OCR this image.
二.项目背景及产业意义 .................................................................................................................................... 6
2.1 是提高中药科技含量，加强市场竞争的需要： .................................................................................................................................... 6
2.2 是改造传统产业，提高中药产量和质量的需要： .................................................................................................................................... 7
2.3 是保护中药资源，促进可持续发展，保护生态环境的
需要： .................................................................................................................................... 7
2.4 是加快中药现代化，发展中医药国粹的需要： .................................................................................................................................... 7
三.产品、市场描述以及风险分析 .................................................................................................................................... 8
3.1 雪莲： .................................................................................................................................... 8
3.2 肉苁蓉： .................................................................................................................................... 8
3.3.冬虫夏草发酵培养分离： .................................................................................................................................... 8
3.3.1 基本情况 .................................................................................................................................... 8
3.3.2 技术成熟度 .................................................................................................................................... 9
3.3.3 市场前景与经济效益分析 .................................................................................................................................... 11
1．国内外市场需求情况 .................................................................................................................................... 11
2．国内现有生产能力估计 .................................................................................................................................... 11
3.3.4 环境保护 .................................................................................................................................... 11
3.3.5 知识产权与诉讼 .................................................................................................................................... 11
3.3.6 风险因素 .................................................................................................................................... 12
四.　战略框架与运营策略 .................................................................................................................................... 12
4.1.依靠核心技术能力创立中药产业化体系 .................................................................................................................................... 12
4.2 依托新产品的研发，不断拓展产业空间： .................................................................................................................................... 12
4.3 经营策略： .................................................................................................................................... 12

Written request:
Extract the data in full. Keep it word for word.

Answer:
OCR this image.
二.项目背景及产业意义 .................................................................................................................................... 6
2.1 是提高中药科技含量，加强市场竞争的需要： .................................................................................................................................... 6
2.2 是改造传统产业，提高中药产量和质量的需要： .................................................................................................................................... 7
2.3 是保护中药资源，促进可持续发展，保护生态环境的
需要： .................................................................................................................................... 7
2.4 是加快中药现代化，发展中医药国粹的需要： .................................................................................................................................... 7
三.产品、市场描述以及风险分析 .................................................................................................................................... 8
3.1 雪莲： .................................................................................................................................... 8
3.2 肉苁蓉： .................................................................................................................................... 8
3.3.冬虫夏草发酵培养分离： .................................................................................................................................... 8
3.3.1 基本情况 .................................................................................................................................... 8
3.3.2 技术成熟度 .................................................................................................................................... 9
3.3.3 市场前景与经济效益分析 .................................................................................................................................... 11
1．国内外市场需求情况 .................................................................................................................................... 11
2．国内现有生产能力估计 .................................................................................................................................... 11
3.3.4 环境保护 .................................................................................................................................... 11
3.3.5 知识产权与诉讼 .................................................................................................................................... 11
3.3.6 风险因素 .................................................................................................................................... 12
四.　战略框架与运营策略 .................................................................................................................................... 12
4.1.依靠核心技术能力创立中药产业化体系 .................................................................................................................................... 12
4.2 依托新产品的研发，不断拓展产业空间： .................................................................................................................................... 12
4.3 经营策略： .................................................................................................................................... 12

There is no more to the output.